● **REQUEST**
Every entry below should be printed exactly, without its images.

● **GIVEN RECORDS**
==*==

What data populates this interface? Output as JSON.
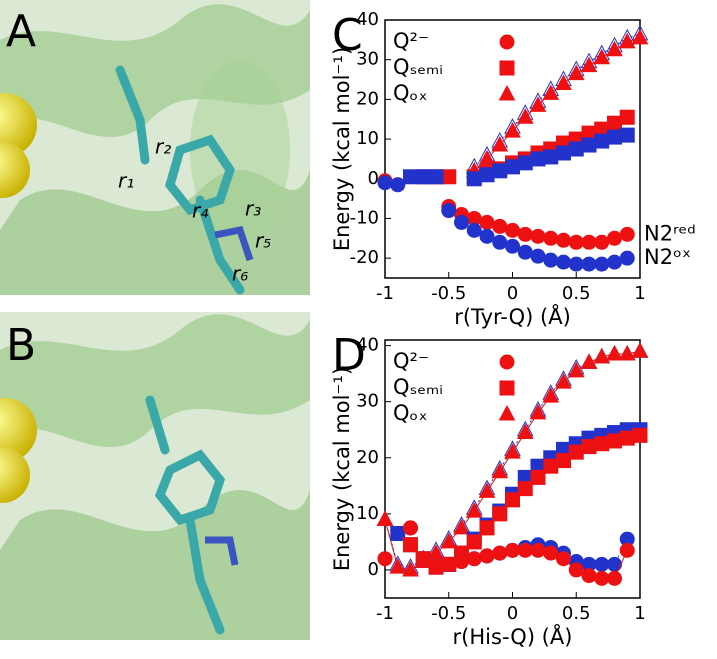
{
  "images": [
    {
      "label": "A",
      "annotations": [
        "r₁",
        "r₂",
        "r₃",
        "r₄",
        "r₅",
        "r₆"
      ]
    },
    {
      "label": "B"
    }
  ],
  "chart_data": [
    {
      "type": "scatter",
      "panel_label": "C",
      "xlabel": "r(Tyr-Q) (Å)",
      "ylabel": "Energy (kcal mol⁻¹)",
      "xlim": [
        -1,
        1
      ],
      "ylim": [
        -25,
        40
      ],
      "xticks": [
        -1,
        -0.5,
        0,
        0.5,
        1
      ],
      "yticks": [
        -20,
        -10,
        0,
        10,
        20,
        30,
        40
      ],
      "legend": [
        {
          "name": "Q²⁻",
          "marker": "circle"
        },
        {
          "name": "Qₛₑₘᵢ",
          "marker": "square"
        },
        {
          "name": "Qₒₓ",
          "marker": "triangle"
        }
      ],
      "annotations": [
        "N2ʳᵉᵈ",
        "N2ᵒˣ"
      ],
      "x": [
        -1,
        -0.9,
        -0.8,
        -0.7,
        -0.6,
        -0.5,
        -0.4,
        -0.3,
        -0.2,
        -0.1,
        0,
        0.1,
        0.2,
        0.3,
        0.4,
        0.5,
        0.6,
        0.7,
        0.8,
        0.9,
        1
      ],
      "series": [
        {
          "marker": "triangle-open",
          "color": "#2233cc",
          "line_style": "dotted",
          "values": [
            null,
            null,
            null,
            null,
            null,
            null,
            null,
            3,
            6,
            9.5,
            13,
            16.5,
            19.5,
            22.5,
            25,
            27.5,
            29.5,
            31.5,
            33.5,
            35.5,
            36.5
          ]
        },
        {
          "marker": "triangle",
          "color": "#ee1111",
          "line_style": "solid",
          "values": [
            null,
            null,
            null,
            null,
            null,
            null,
            null,
            2,
            5,
            8.5,
            12,
            15.5,
            18.5,
            21.5,
            24,
            26.5,
            28.5,
            30.5,
            32.5,
            34.5,
            35.5
          ]
        },
        {
          "marker": "square",
          "color": "#ee1111",
          "line_style": "solid",
          "values": [
            null,
            null,
            null,
            0.5,
            0.5,
            0.5,
            null,
            0.5,
            1.5,
            2.5,
            4,
            5,
            6.5,
            7.5,
            9,
            10,
            11.5,
            12.5,
            14,
            15.5,
            null
          ]
        },
        {
          "marker": "square",
          "color": "#2233cc",
          "line_style": "dotted",
          "values": [
            null,
            null,
            0.5,
            0.5,
            0.5,
            null,
            null,
            0,
            1,
            2,
            3,
            4,
            5,
            5.5,
            6.5,
            7.5,
            8.5,
            9.5,
            10.5,
            11,
            null
          ]
        },
        {
          "marker": "circle",
          "color": "#ee1111",
          "line_style": "solid",
          "values": [
            -0.5,
            -1.5,
            null,
            null,
            null,
            -7,
            -9,
            -10,
            -11,
            -12,
            -13,
            -14,
            -14.5,
            -15,
            -15.5,
            -16,
            -16,
            -16,
            -15,
            -14,
            null
          ]
        },
        {
          "marker": "circle",
          "color": "#2233cc",
          "line_style": "dotted",
          "values": [
            -1,
            -1.5,
            null,
            null,
            null,
            -8,
            -11,
            -13,
            -14.5,
            -16,
            -17,
            -18.5,
            -19.5,
            -20.5,
            -21,
            -21.5,
            -21.5,
            -21.5,
            -21,
            -20,
            null
          ]
        }
      ]
    },
    {
      "type": "scatter",
      "panel_label": "D",
      "xlabel": "r(His-Q) (Å)",
      "ylabel": "Energy (kcal mol⁻¹)",
      "xlim": [
        -1,
        1
      ],
      "ylim": [
        -5,
        41
      ],
      "xticks": [
        -1,
        -0.5,
        0,
        0.5,
        1
      ],
      "yticks": [
        0,
        10,
        20,
        30,
        40
      ],
      "legend": [
        {
          "name": "Q²⁻",
          "marker": "circle"
        },
        {
          "name": "Qₛₑₘᵢ",
          "marker": "square"
        },
        {
          "name": "Qₒₓ",
          "marker": "triangle"
        }
      ],
      "x": [
        -1,
        -0.9,
        -0.8,
        -0.7,
        -0.6,
        -0.5,
        -0.4,
        -0.3,
        -0.2,
        -0.1,
        0,
        0.1,
        0.2,
        0.3,
        0.4,
        0.5,
        0.6,
        0.7,
        0.8,
        0.9,
        1
      ],
      "series": [
        {
          "marker": "triangle-open",
          "color": "#2233cc",
          "line_style": "dotted",
          "values": [
            9,
            1,
            0.5,
            2,
            3.5,
            5.5,
            8,
            11,
            14.5,
            18,
            21.5,
            25,
            28.5,
            31.5,
            34,
            36,
            37,
            38,
            38.5,
            38.5,
            39
          ]
        },
        {
          "marker": "triangle",
          "color": "#ee1111",
          "line_style": "solid",
          "values": [
            9,
            0.5,
            0,
            1.5,
            3,
            5,
            7.5,
            10.5,
            14,
            17.5,
            21,
            24.5,
            28,
            31,
            33.5,
            35.5,
            37,
            38,
            38.5,
            38.5,
            39
          ]
        },
        {
          "marker": "square",
          "color": "#2233cc",
          "line_style": "dotted",
          "values": [
            null,
            6.5,
            4.5,
            2,
            0.5,
            1,
            3,
            5.5,
            8,
            10.5,
            13.5,
            16.5,
            18.5,
            20,
            21.5,
            22.5,
            23.5,
            24,
            24.5,
            25,
            25
          ]
        },
        {
          "marker": "square",
          "color": "#ee1111",
          "line_style": "solid",
          "values": [
            null,
            null,
            4.5,
            2,
            0.5,
            1,
            3,
            5,
            7.5,
            10,
            12.5,
            14.5,
            16.5,
            18.5,
            19.5,
            21,
            22,
            22.5,
            23,
            23.5,
            24
          ]
        },
        {
          "marker": "circle",
          "color": "#2233cc",
          "line_style": "dotted",
          "values": [
            null,
            null,
            7.5,
            null,
            null,
            1,
            1.5,
            2,
            2.5,
            3,
            3.5,
            4,
            4.5,
            4,
            3,
            1.5,
            1,
            1,
            1,
            5.5,
            null
          ]
        },
        {
          "marker": "circle",
          "color": "#ee1111",
          "line_style": "solid",
          "values": [
            2,
            null,
            7.5,
            null,
            null,
            1,
            1.5,
            2,
            2.5,
            3,
            3.5,
            3.5,
            3.5,
            3,
            2,
            0,
            -1,
            -1.5,
            -1.5,
            3.5,
            null
          ]
        }
      ]
    }
  ]
}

==*==

● **WRITTEN RESPONSE**
What data populates this interface? Output as JSON.
{
  "images": [
    {
      "label": "A",
      "annotations": [
        "r₁",
        "r₂",
        "r₃",
        "r₄",
        "r₅",
        "r₆"
      ]
    },
    {
      "label": "B"
    }
  ],
  "chart_data": [
    {
      "type": "scatter",
      "panel_label": "C",
      "xlabel": "r(Tyr-Q) (Å)",
      "ylabel": "Energy (kcal mol⁻¹)",
      "xlim": [
        -1,
        1
      ],
      "ylim": [
        -25,
        40
      ],
      "xticks": [
        -1,
        -0.5,
        0,
        0.5,
        1
      ],
      "yticks": [
        -20,
        -10,
        0,
        10,
        20,
        30,
        40
      ],
      "legend": [
        {
          "name": "Q²⁻",
          "marker": "circle"
        },
        {
          "name": "Qₛₑₘᵢ",
          "marker": "square"
        },
        {
          "name": "Qₒₓ",
          "marker": "triangle"
        }
      ],
      "annotations": [
        "N2ʳᵉᵈ",
        "N2ᵒˣ"
      ],
      "x": [
        -1,
        -0.9,
        -0.8,
        -0.7,
        -0.6,
        -0.5,
        -0.4,
        -0.3,
        -0.2,
        -0.1,
        0,
        0.1,
        0.2,
        0.3,
        0.4,
        0.5,
        0.6,
        0.7,
        0.8,
        0.9,
        1
      ],
      "series": [
        {
          "marker": "triangle-open",
          "color": "#2233cc",
          "line_style": "dotted",
          "values": [
            null,
            null,
            null,
            null,
            null,
            null,
            null,
            3,
            6,
            9.5,
            13,
            16.5,
            19.5,
            22.5,
            25,
            27.5,
            29.5,
            31.5,
            33.5,
            35.5,
            36.5
          ]
        },
        {
          "marker": "triangle",
          "color": "#ee1111",
          "line_style": "solid",
          "values": [
            null,
            null,
            null,
            null,
            null,
            null,
            null,
            2,
            5,
            8.5,
            12,
            15.5,
            18.5,
            21.5,
            24,
            26.5,
            28.5,
            30.5,
            32.5,
            34.5,
            35.5
          ]
        },
        {
          "marker": "square",
          "color": "#ee1111",
          "line_style": "solid",
          "values": [
            null,
            null,
            null,
            0.5,
            0.5,
            0.5,
            null,
            0.5,
            1.5,
            2.5,
            4,
            5,
            6.5,
            7.5,
            9,
            10,
            11.5,
            12.5,
            14,
            15.5,
            null
          ]
        },
        {
          "marker": "square",
          "color": "#2233cc",
          "line_style": "dotted",
          "values": [
            null,
            null,
            0.5,
            0.5,
            0.5,
            null,
            null,
            0,
            1,
            2,
            3,
            4,
            5,
            5.5,
            6.5,
            7.5,
            8.5,
            9.5,
            10.5,
            11,
            null
          ]
        },
        {
          "marker": "circle",
          "color": "#ee1111",
          "line_style": "solid",
          "values": [
            -0.5,
            -1.5,
            null,
            null,
            null,
            -7,
            -9,
            -10,
            -11,
            -12,
            -13,
            -14,
            -14.5,
            -15,
            -15.5,
            -16,
            -16,
            -16,
            -15,
            -14,
            null
          ]
        },
        {
          "marker": "circle",
          "color": "#2233cc",
          "line_style": "dotted",
          "values": [
            -1,
            -1.5,
            null,
            null,
            null,
            -8,
            -11,
            -13,
            -14.5,
            -16,
            -17,
            -18.5,
            -19.5,
            -20.5,
            -21,
            -21.5,
            -21.5,
            -21.5,
            -21,
            -20,
            null
          ]
        }
      ]
    },
    {
      "type": "scatter",
      "panel_label": "D",
      "xlabel": "r(His-Q) (Å)",
      "ylabel": "Energy (kcal mol⁻¹)",
      "xlim": [
        -1,
        1
      ],
      "ylim": [
        -5,
        41
      ],
      "xticks": [
        -1,
        -0.5,
        0,
        0.5,
        1
      ],
      "yticks": [
        0,
        10,
        20,
        30,
        40
      ],
      "legend": [
        {
          "name": "Q²⁻",
          "marker": "circle"
        },
        {
          "name": "Qₛₑₘᵢ",
          "marker": "square"
        },
        {
          "name": "Qₒₓ",
          "marker": "triangle"
        }
      ],
      "x": [
        -1,
        -0.9,
        -0.8,
        -0.7,
        -0.6,
        -0.5,
        -0.4,
        -0.3,
        -0.2,
        -0.1,
        0,
        0.1,
        0.2,
        0.3,
        0.4,
        0.5,
        0.6,
        0.7,
        0.8,
        0.9,
        1
      ],
      "series": [
        {
          "marker": "triangle-open",
          "color": "#2233cc",
          "line_style": "dotted",
          "values": [
            9,
            1,
            0.5,
            2,
            3.5,
            5.5,
            8,
            11,
            14.5,
            18,
            21.5,
            25,
            28.5,
            31.5,
            34,
            36,
            37,
            38,
            38.5,
            38.5,
            39
          ]
        },
        {
          "marker": "triangle",
          "color": "#ee1111",
          "line_style": "solid",
          "values": [
            9,
            0.5,
            0,
            1.5,
            3,
            5,
            7.5,
            10.5,
            14,
            17.5,
            21,
            24.5,
            28,
            31,
            33.5,
            35.5,
            37,
            38,
            38.5,
            38.5,
            39
          ]
        },
        {
          "marker": "square",
          "color": "#2233cc",
          "line_style": "dotted",
          "values": [
            null,
            6.5,
            4.5,
            2,
            0.5,
            1,
            3,
            5.5,
            8,
            10.5,
            13.5,
            16.5,
            18.5,
            20,
            21.5,
            22.5,
            23.5,
            24,
            24.5,
            25,
            25
          ]
        },
        {
          "marker": "square",
          "color": "#ee1111",
          "line_style": "solid",
          "values": [
            null,
            null,
            4.5,
            2,
            0.5,
            1,
            3,
            5,
            7.5,
            10,
            12.5,
            14.5,
            16.5,
            18.5,
            19.5,
            21,
            22,
            22.5,
            23,
            23.5,
            24
          ]
        },
        {
          "marker": "circle",
          "color": "#2233cc",
          "line_style": "dotted",
          "values": [
            null,
            null,
            7.5,
            null,
            null,
            1,
            1.5,
            2,
            2.5,
            3,
            3.5,
            4,
            4.5,
            4,
            3,
            1.5,
            1,
            1,
            1,
            5.5,
            null
          ]
        },
        {
          "marker": "circle",
          "color": "#ee1111",
          "line_style": "solid",
          "values": [
            2,
            null,
            7.5,
            null,
            null,
            1,
            1.5,
            2,
            2.5,
            3,
            3.5,
            3.5,
            3.5,
            3,
            2,
            0,
            -1,
            -1.5,
            -1.5,
            3.5,
            null
          ]
        }
      ]
    }
  ]
}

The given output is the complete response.